» **WHAT YOU ARE ASKED TO DO**:
Copy out, unchanged, the entries below from the "Transcribe this image's" line to the final line. Omit pictures.

Chart and figure data

##########

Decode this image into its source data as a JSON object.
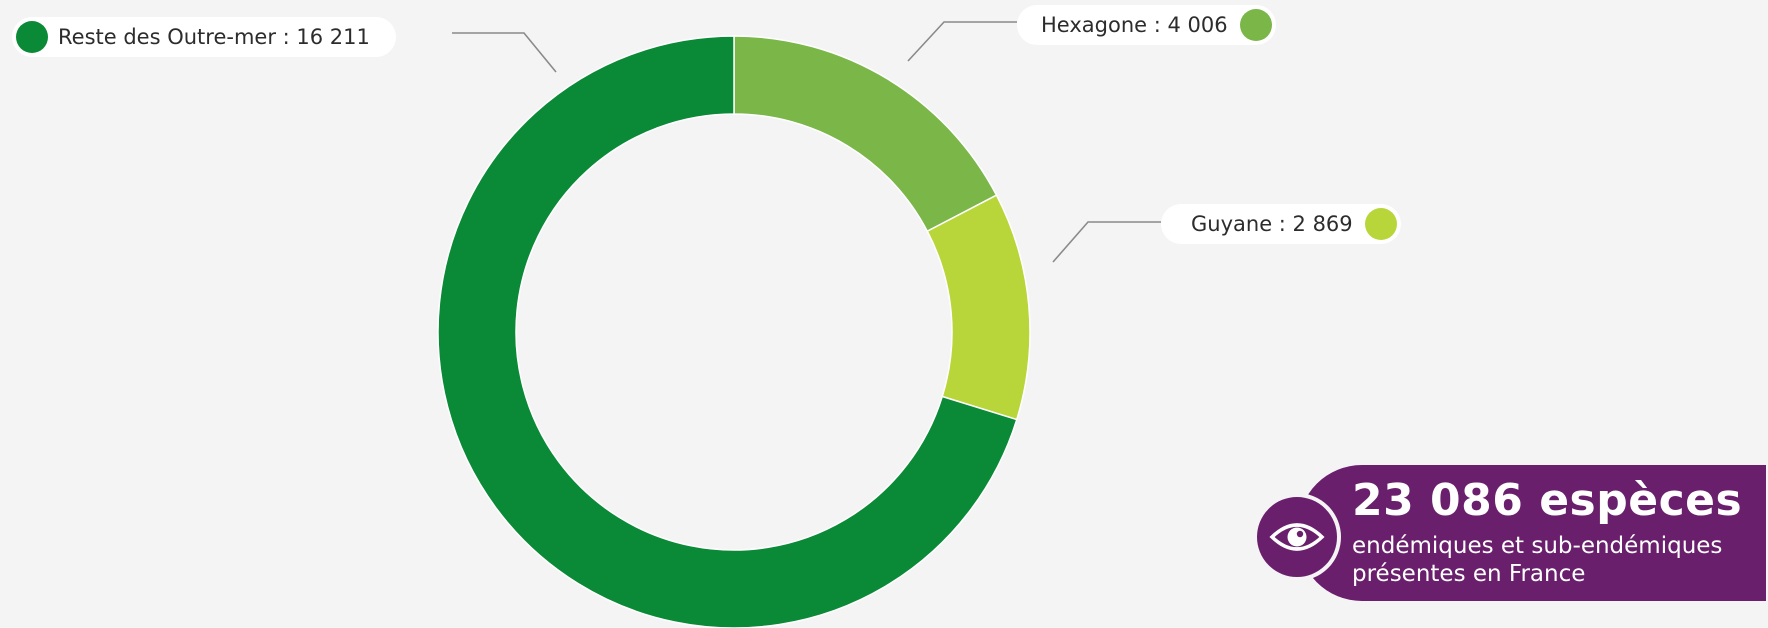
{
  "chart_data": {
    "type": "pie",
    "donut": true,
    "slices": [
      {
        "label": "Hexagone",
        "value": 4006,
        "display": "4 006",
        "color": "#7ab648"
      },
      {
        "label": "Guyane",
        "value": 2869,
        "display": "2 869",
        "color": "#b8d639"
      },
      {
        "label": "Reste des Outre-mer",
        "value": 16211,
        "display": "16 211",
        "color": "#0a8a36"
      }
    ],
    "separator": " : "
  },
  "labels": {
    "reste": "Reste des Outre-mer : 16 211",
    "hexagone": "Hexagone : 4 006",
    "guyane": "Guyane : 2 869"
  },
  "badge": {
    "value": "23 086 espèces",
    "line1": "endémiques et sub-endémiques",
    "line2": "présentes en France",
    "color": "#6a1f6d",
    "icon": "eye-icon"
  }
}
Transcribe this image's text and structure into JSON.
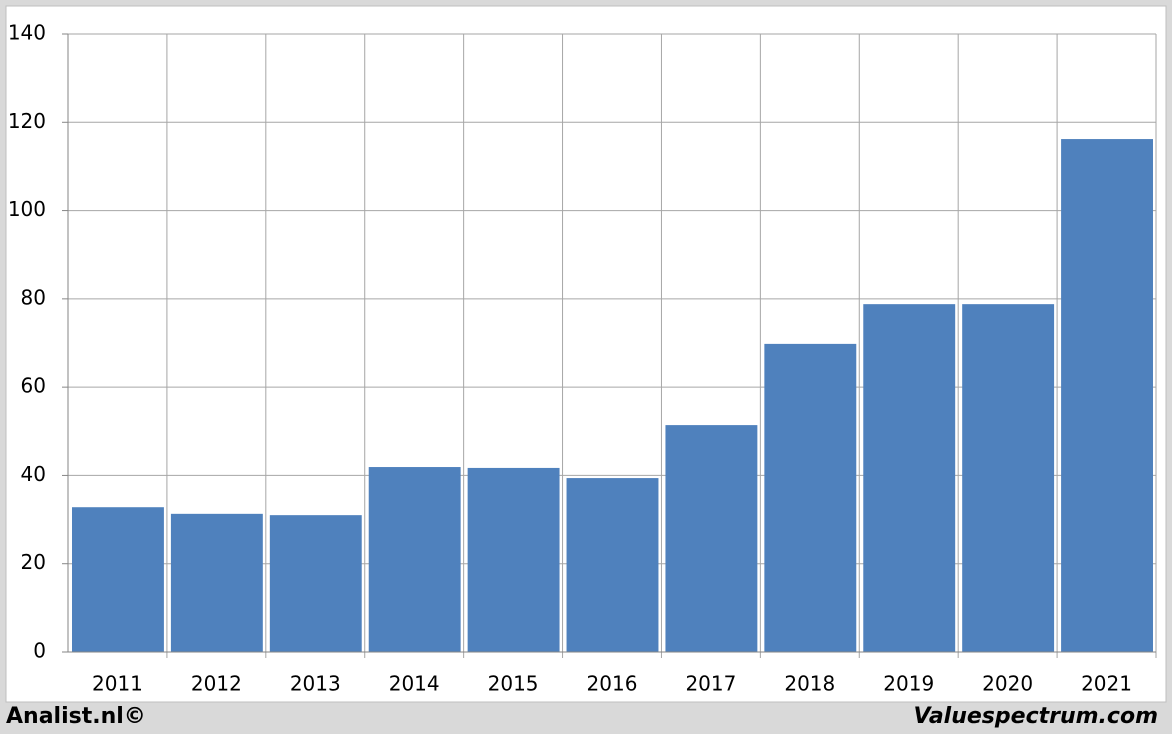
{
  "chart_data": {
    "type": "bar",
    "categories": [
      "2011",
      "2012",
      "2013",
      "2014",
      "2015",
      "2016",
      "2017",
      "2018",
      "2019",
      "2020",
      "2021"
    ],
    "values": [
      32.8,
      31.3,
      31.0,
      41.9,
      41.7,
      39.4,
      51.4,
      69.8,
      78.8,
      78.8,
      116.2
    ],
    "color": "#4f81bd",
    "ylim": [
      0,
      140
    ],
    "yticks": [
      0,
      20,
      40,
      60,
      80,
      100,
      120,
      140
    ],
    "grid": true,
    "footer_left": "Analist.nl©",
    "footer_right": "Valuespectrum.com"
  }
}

##########

» **TASK RESULT**:
Transcribe this image's text and structure into JSON.
{
  "chart_data": {
    "type": "bar",
    "categories": [
      "2011",
      "2012",
      "2013",
      "2014",
      "2015",
      "2016",
      "2017",
      "2018",
      "2019",
      "2020",
      "2021"
    ],
    "values": [
      32.8,
      31.3,
      31.0,
      41.9,
      41.7,
      39.4,
      51.4,
      69.8,
      78.8,
      78.8,
      116.2
    ],
    "color": "#4f81bd",
    "ylim": [
      0,
      140
    ],
    "yticks": [
      0,
      20,
      40,
      60,
      80,
      100,
      120,
      140
    ],
    "grid": true,
    "footer_left": "Analist.nl©",
    "footer_right": "Valuespectrum.com"
  }
}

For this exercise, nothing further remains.